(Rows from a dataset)
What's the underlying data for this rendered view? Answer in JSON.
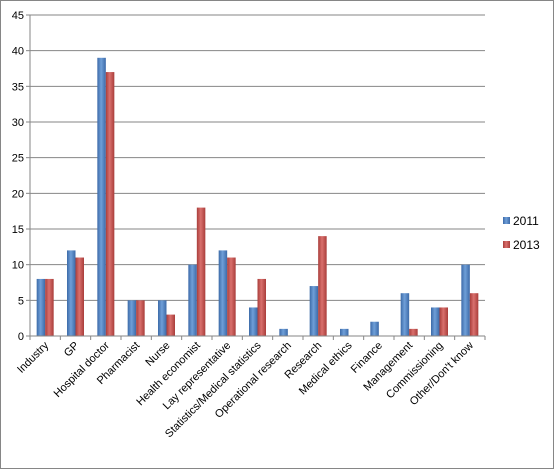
{
  "chart_data": {
    "type": "bar",
    "title": "",
    "xlabel": "",
    "ylabel": "",
    "ylim": [
      0,
      45
    ],
    "yticks": [
      0,
      5,
      10,
      15,
      20,
      25,
      30,
      35,
      40,
      45
    ],
    "grid": true,
    "legend_position": "right",
    "categories": [
      "Industry",
      "GP",
      "Hospital doctor",
      "Pharmacist",
      "Nurse",
      "Health economist",
      "Lay representative",
      "Statistics/Medical statistics",
      "Operational research",
      "Research",
      "Medical ethics",
      "Finance",
      "Management",
      "Commissioning",
      "Other/Don't know"
    ],
    "series": [
      {
        "name": "2011",
        "color": "#4a7ebb",
        "values": [
          8,
          12,
          39,
          5,
          5,
          10,
          12,
          4,
          1,
          7,
          1,
          2,
          6,
          4,
          10
        ]
      },
      {
        "name": "2013",
        "color": "#be4b48",
        "values": [
          8,
          11,
          37,
          5,
          3,
          18,
          11,
          8,
          0,
          14,
          0,
          0,
          1,
          4,
          6
        ]
      }
    ]
  }
}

Directions for this task. Skip every picture and transcribe the data above exactly.

Complete output.
What's the underlying data for this rendered view? Answer in JSON.
{
  "chart_data": {
    "type": "bar",
    "title": "",
    "xlabel": "",
    "ylabel": "",
    "ylim": [
      0,
      45
    ],
    "yticks": [
      0,
      5,
      10,
      15,
      20,
      25,
      30,
      35,
      40,
      45
    ],
    "grid": true,
    "legend_position": "right",
    "categories": [
      "Industry",
      "GP",
      "Hospital doctor",
      "Pharmacist",
      "Nurse",
      "Health economist",
      "Lay representative",
      "Statistics/Medical statistics",
      "Operational research",
      "Research",
      "Medical ethics",
      "Finance",
      "Management",
      "Commissioning",
      "Other/Don't know"
    ],
    "series": [
      {
        "name": "2011",
        "color": "#4a7ebb",
        "values": [
          8,
          12,
          39,
          5,
          5,
          10,
          12,
          4,
          1,
          7,
          1,
          2,
          6,
          4,
          10
        ]
      },
      {
        "name": "2013",
        "color": "#be4b48",
        "values": [
          8,
          11,
          37,
          5,
          3,
          18,
          11,
          8,
          0,
          14,
          0,
          0,
          1,
          4,
          6
        ]
      }
    ]
  }
}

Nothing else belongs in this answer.